→ What you should do
Output these lines as a JSON list of strings, one string per line, leaving out blank lines. Cover all of them.

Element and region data

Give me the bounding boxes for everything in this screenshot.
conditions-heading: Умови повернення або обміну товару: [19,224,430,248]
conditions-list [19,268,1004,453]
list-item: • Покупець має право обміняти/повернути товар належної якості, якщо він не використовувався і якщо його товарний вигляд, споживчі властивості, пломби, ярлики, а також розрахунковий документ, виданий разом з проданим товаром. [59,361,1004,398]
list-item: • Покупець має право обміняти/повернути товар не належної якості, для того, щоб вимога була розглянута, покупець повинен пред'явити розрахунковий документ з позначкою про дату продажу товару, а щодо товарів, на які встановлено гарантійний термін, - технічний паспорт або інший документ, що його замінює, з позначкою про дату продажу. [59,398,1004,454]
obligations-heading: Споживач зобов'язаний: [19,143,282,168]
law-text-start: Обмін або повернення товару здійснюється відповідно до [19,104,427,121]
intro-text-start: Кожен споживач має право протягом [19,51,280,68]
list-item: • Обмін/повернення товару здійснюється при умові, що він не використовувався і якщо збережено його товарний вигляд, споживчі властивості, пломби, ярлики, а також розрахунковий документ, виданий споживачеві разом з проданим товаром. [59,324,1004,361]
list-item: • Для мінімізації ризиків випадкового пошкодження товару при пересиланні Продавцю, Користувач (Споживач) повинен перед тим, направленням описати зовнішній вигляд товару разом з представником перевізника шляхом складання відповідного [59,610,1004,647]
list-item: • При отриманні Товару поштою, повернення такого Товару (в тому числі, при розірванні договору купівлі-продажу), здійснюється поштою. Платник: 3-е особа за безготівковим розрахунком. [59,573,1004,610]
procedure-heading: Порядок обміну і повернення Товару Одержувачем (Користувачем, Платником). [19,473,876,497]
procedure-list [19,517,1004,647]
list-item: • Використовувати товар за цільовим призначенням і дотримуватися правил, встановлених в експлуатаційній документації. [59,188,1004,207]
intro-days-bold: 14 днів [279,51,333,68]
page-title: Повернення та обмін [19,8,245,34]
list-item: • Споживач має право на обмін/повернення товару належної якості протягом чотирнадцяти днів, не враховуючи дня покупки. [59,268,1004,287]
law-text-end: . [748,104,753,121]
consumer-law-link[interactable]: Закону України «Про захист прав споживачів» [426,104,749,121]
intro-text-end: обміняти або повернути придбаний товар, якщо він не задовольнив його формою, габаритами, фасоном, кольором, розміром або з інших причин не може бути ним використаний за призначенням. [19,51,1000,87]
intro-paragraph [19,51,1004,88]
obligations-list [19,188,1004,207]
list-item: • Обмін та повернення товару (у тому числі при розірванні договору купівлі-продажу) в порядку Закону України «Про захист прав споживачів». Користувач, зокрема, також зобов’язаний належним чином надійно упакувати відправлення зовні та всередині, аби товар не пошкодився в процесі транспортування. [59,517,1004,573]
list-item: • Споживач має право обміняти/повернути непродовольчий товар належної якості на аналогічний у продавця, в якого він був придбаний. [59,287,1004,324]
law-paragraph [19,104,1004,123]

→ Correct output
[
  "Give me the bounding boxes for everything in this screenshot.",
  "conditions-heading: Умови повернення або обміну товару: [19,224,430,248]",
  "conditions-list [19,268,1004,453]",
  "list-item: • Покупець має право обміняти/повернути товар належної якості, якщо він не використовувався і якщо його товарний вигляд, споживчі властивості, пломби, ярлики, а також розрахунковий документ, виданий разом з проданим товаром. [59,361,1004,398]",
  "list-item: • Покупець має право обміняти/повернути товар не належної якості, для того, щоб вимога була розглянута, покупець повинен пред'явити розрахунковий документ з позначкою про дату продажу товару, а щодо товарів, на які встановлено гарантійний термін, - технічний паспорт або інший документ, що його замінює, з позначкою про дату продажу. [59,398,1004,454]",
  "obligations-heading: Споживач зобов'язаний: [19,143,282,168]",
  "law-text-start: Обмін або повернення товару здійснюється відповідно до [19,104,427,121]",
  "intro-text-start: Кожен споживач має право протягом [19,51,280,68]",
  "list-item: • Обмін/повернення товару здійснюється при умові, що він не використовувався і якщо збережено його товарний вигляд, споживчі властивості, пломби, ярлики, а також розрахунковий документ, виданий споживачеві разом з проданим товаром. [59,324,1004,361]",
  "list-item: • Для мінімізації ризиків випадкового пошкодження товару при пересиланні Продавцю, Користувач (Споживач) повинен перед тим, направленням описати зовнішній вигляд товару разом з представником перевізника шляхом складання відповідного [59,610,1004,647]",
  "list-item: • При отриманні Товару поштою, повернення такого Товару (в тому числі, при розірванні договору купівлі-продажу), здійснюється поштою. Платник: 3-е особа за безготівковим розрахунком. [59,573,1004,610]",
  "procedure-heading: Порядок обміну і повернення Товару Одержувачем (Користувачем, Платником). [19,473,876,497]",
  "procedure-list [19,517,1004,647]",
  "list-item: • Використовувати товар за цільовим призначенням і дотримуватися правил, встановлених в експлуатаційній документації. [59,188,1004,207]",
  "intro-days-bold: 14 днів [279,51,333,68]",
  "page-title: Повернення та обмін [19,8,245,34]",
  "list-item: • Споживач має право на обмін/повернення товару належної якості протягом чотирнадцяти днів, не враховуючи дня покупки. [59,268,1004,287]",
  "law-text-end: . [748,104,753,121]",
  "consumer-law-link[interactable]: Закону України «Про захист прав споживачів» [426,104,749,121]",
  "intro-text-end: обміняти або повернути придбаний товар, якщо він не задовольнив його формою, габаритами, фасоном, кольором, розміром або з інших причин не може бути ним використаний за призначенням. [19,51,1000,87]",
  "intro-paragraph [19,51,1004,88]",
  "obligations-list [19,188,1004,207]",
  "list-item: • Обмін та повернення товару (у тому числі при розірванні договору купівлі-продажу) в порядку Закону України «Про захист прав споживачів». Користувач, зокрема, також зобов’язаний належним чином надійно упакувати відправлення зовні та всередині, аби товар не пошкодився в процесі транспортування. [59,517,1004,573]",
  "list-item: • Споживач має право обміняти/повернути непродовольчий товар належної якості на аналогічний у продавця, в якого він був придбаний. [59,287,1004,324]",
  "law-paragraph [19,104,1004,123]"
]